● **What to work on**:
Output these lines as a JSON list of strings, one string per line, leaving out any blank lines.

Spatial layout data
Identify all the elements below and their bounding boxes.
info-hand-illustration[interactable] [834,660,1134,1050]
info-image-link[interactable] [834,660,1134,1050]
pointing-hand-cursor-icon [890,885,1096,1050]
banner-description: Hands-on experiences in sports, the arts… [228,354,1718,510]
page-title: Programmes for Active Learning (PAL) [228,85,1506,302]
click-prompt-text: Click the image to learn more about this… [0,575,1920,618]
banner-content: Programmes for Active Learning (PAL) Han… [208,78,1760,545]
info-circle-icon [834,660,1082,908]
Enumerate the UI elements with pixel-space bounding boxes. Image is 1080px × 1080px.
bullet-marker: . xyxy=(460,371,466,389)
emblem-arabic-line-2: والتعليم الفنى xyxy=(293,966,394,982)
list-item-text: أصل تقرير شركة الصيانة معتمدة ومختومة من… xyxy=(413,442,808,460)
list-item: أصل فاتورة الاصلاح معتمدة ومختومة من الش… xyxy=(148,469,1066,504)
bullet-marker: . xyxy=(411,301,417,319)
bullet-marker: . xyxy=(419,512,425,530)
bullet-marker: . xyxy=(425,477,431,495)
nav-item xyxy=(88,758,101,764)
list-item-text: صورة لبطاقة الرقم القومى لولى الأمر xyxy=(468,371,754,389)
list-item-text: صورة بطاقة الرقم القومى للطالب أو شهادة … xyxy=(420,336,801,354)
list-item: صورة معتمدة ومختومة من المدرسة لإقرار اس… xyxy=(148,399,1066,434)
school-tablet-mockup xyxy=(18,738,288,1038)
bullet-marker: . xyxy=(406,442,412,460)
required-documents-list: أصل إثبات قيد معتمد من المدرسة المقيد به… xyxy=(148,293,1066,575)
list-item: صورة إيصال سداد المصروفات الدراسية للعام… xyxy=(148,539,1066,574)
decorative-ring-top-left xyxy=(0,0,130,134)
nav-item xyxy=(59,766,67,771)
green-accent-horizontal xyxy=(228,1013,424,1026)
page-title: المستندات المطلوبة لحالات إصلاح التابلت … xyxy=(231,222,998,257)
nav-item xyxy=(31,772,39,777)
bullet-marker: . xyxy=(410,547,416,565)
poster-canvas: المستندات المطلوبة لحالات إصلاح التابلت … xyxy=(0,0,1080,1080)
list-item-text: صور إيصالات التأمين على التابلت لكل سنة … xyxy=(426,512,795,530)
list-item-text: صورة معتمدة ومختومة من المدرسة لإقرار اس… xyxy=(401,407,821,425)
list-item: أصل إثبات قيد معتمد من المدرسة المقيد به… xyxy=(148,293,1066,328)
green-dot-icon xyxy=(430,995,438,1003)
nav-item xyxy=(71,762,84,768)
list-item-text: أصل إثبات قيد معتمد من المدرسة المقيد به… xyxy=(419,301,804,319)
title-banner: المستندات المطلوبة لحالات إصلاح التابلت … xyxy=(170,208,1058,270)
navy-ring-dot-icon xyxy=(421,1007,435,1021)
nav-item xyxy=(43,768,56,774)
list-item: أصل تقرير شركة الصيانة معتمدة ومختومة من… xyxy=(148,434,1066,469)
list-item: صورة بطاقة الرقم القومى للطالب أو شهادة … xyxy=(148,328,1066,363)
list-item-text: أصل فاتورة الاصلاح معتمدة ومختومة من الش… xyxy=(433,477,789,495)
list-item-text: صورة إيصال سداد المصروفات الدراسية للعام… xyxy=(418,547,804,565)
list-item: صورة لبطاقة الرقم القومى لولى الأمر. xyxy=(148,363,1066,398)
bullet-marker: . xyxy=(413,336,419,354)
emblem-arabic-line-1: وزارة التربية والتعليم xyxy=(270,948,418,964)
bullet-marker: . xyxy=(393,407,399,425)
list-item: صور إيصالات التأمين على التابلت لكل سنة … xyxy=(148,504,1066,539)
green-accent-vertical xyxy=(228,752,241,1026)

● **Exercise response**:
[
  "Identify all the elements below and their bounding boxes.",
  "info-hand-illustration[interactable] [834,660,1134,1050]",
  "info-image-link[interactable] [834,660,1134,1050]",
  "pointing-hand-cursor-icon [890,885,1096,1050]",
  "banner-description: Hands-on experiences in sports, the arts… [228,354,1718,510]",
  "page-title: Programmes for Active Learning (PAL) [228,85,1506,302]",
  "click-prompt-text: Click the image to learn more about this… [0,575,1920,618]",
  "banner-content: Programmes for Active Learning (PAL) Han… [208,78,1760,545]",
  "info-circle-icon [834,660,1082,908]",
  "Enumerate the UI elements with pixel-space bounding boxes. Image is 1080px × 1080px.",
  "bullet-marker: . xyxy=(460,371,466,389)",
  "emblem-arabic-line-2: والتعليم الفنى xyxy=(293,966,394,982)",
  "list-item-text: أصل تقرير شركة الصيانة معتمدة ومختومة من… xyxy=(413,442,808,460)",
  "list-item: أصل فاتورة الاصلاح معتمدة ومختومة من الش… xyxy=(148,469,1066,504)",
  "bullet-marker: . xyxy=(411,301,417,319)",
  "bullet-marker: . xyxy=(419,512,425,530)",
  "bullet-marker: . xyxy=(425,477,431,495)",
  "nav-item xyxy=(88,758,101,764)",
  "list-item-text: صورة لبطاقة الرقم القومى لولى الأمر xyxy=(468,371,754,389)",
  "list-item-text: صورة بطاقة الرقم القومى للطالب أو شهادة … xyxy=(420,336,801,354)",
  "list-item: صورة معتمدة ومختومة من المدرسة لإقرار اس… xyxy=(148,399,1066,434)",
  "school-tablet-mockup xyxy=(18,738,288,1038)",
  "bullet-marker: . xyxy=(406,442,412,460)",
  "required-documents-list: أصل إثبات قيد معتمد من المدرسة المقيد به… xyxy=(148,293,1066,575)",
  "list-item: صورة إيصال سداد المصروفات الدراسية للعام… xyxy=(148,539,1066,574)",
  "decorative-ring-top-left xyxy=(0,0,130,134)",
  "nav-item xyxy=(59,766,67,771)",
  "green-accent-horizontal xyxy=(228,1013,424,1026)",
  "page-title: المستندات المطلوبة لحالات إصلاح التابلت … xyxy=(231,222,998,257)",
  "nav-item xyxy=(31,772,39,777)",
  "bullet-marker: . xyxy=(410,547,416,565)",
  "poster-canvas: المستندات المطلوبة لحالات إصلاح التابلت … xyxy=(0,0,1080,1080)",
  "list-item-text: صور إيصالات التأمين على التابلت لكل سنة … xyxy=(426,512,795,530)",
  "list-item-text: صورة معتمدة ومختومة من المدرسة لإقرار اس… xyxy=(401,407,821,425)",
  "list-item: أصل إثبات قيد معتمد من المدرسة المقيد به… xyxy=(148,293,1066,328)",
  "green-dot-icon xyxy=(430,995,438,1003)",
  "nav-item xyxy=(71,762,84,768)",
  "list-item-text: أصل إثبات قيد معتمد من المدرسة المقيد به… xyxy=(419,301,804,319)",
  "title-banner: المستندات المطلوبة لحالات إصلاح التابلت … xyxy=(170,208,1058,270)",
  "navy-ring-dot-icon xyxy=(421,1007,435,1021)",
  "nav-item xyxy=(43,768,56,774)",
  "list-item: أصل تقرير شركة الصيانة معتمدة ومختومة من… xyxy=(148,434,1066,469)",
  "list-item: صورة بطاقة الرقم القومى للطالب أو شهادة … xyxy=(148,328,1066,363)",
  "list-item-text: أصل فاتورة الاصلاح معتمدة ومختومة من الش… xyxy=(433,477,789,495)",
  "list-item-text: صورة إيصال سداد المصروفات الدراسية للعام… xyxy=(418,547,804,565)",
  "list-item: صورة لبطاقة الرقم القومى لولى الأمر. xyxy=(148,363,1066,398)",
  "bullet-marker: . xyxy=(413,336,419,354)",
  "emblem-arabic-line-1: وزارة التربية والتعليم xyxy=(270,948,418,964)",
  "bullet-marker: . xyxy=(393,407,399,425)",
  "list-item: صور إيصالات التأمين على التابلت لكل سنة … xyxy=(148,504,1066,539)",
  "green-accent-vertical xyxy=(228,752,241,1026)"
]